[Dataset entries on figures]
begin
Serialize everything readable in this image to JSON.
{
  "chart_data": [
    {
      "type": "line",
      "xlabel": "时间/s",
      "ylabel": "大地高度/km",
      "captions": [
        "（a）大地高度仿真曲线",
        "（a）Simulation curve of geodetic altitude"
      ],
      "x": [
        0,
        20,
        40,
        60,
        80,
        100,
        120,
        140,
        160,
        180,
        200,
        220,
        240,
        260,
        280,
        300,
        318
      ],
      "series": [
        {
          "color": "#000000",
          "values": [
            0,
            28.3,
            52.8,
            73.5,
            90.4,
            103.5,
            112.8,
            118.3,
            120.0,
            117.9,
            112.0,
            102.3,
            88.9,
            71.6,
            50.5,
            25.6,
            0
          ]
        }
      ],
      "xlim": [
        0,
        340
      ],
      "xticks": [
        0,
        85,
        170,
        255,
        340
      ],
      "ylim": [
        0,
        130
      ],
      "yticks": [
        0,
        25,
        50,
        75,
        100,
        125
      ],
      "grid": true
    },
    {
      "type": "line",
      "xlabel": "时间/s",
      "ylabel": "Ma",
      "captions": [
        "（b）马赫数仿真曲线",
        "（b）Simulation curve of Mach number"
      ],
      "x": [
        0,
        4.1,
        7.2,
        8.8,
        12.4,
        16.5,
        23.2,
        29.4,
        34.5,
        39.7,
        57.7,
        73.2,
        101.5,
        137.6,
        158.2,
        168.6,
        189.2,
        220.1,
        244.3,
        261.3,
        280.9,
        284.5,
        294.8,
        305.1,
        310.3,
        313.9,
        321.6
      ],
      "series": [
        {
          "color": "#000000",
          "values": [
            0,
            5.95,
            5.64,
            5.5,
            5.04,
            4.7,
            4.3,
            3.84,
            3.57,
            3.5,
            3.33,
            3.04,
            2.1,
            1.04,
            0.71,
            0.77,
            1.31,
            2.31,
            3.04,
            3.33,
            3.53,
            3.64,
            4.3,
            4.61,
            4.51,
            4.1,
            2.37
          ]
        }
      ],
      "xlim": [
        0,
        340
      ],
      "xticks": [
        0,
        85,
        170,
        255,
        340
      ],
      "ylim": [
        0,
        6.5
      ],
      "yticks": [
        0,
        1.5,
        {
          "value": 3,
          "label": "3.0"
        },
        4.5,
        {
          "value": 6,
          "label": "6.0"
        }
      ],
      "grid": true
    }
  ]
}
end
begin
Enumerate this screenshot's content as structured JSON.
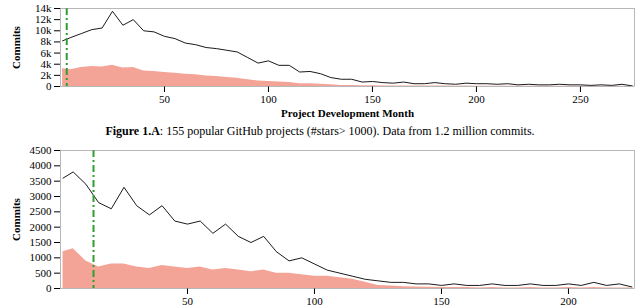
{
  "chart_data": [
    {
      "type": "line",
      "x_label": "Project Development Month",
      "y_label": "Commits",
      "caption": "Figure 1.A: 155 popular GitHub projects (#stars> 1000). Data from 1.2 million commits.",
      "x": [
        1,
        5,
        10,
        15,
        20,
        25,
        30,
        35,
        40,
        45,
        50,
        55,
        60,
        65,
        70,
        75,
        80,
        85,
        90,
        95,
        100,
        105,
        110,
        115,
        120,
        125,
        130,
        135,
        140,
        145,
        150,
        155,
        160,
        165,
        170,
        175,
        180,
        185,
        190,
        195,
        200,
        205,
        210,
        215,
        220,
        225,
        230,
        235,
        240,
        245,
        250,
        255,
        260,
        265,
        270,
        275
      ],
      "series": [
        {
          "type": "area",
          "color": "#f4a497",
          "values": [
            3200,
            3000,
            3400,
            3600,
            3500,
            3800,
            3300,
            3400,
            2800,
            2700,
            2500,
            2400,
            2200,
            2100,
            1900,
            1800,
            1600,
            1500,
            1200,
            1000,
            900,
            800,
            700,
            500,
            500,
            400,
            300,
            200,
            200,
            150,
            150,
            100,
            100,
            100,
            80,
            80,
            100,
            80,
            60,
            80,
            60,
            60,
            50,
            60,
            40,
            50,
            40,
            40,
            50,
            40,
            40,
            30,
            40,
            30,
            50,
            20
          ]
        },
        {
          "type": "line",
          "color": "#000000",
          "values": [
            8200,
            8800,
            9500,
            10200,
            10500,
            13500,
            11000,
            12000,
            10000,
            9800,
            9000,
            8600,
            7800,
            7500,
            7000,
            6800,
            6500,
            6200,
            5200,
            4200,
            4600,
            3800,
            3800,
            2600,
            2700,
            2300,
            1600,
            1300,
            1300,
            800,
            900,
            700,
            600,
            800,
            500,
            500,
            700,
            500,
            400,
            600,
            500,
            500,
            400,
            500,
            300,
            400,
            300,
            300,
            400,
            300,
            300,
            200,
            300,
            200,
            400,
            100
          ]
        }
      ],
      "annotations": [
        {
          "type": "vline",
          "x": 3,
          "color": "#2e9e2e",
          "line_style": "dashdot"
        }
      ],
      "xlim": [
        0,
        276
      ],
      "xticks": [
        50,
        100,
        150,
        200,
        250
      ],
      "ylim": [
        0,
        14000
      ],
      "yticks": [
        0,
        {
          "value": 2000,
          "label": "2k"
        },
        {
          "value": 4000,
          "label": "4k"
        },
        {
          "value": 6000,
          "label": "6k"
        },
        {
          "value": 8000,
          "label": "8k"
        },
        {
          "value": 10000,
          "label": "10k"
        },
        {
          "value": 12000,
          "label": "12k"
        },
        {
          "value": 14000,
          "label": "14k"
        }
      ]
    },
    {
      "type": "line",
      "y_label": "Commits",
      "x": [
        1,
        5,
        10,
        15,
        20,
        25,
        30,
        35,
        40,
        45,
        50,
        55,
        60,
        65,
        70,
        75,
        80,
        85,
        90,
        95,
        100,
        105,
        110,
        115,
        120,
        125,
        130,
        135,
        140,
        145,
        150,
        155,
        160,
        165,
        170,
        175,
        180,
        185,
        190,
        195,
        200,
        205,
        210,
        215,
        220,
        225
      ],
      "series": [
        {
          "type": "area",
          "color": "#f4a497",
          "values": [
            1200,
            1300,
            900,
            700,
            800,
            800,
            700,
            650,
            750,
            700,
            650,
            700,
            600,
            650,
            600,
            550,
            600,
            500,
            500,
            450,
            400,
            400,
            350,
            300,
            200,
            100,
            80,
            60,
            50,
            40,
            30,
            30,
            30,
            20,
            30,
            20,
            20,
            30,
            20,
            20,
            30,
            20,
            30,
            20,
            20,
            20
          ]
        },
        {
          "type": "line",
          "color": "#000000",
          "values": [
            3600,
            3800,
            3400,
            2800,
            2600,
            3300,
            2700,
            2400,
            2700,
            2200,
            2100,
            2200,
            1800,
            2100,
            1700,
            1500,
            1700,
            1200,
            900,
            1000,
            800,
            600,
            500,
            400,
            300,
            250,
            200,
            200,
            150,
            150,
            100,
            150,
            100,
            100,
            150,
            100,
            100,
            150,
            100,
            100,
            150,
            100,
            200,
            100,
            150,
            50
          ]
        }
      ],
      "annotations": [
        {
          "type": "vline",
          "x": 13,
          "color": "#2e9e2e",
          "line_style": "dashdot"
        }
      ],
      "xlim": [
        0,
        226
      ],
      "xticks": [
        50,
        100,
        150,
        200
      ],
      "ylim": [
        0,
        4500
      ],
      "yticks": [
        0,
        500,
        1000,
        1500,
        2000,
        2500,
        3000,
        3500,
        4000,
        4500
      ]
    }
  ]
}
end
Stated problem — Ascertain the number of lines in the entries that include the word "JSON", and report only that number.

Solution to this problem — 2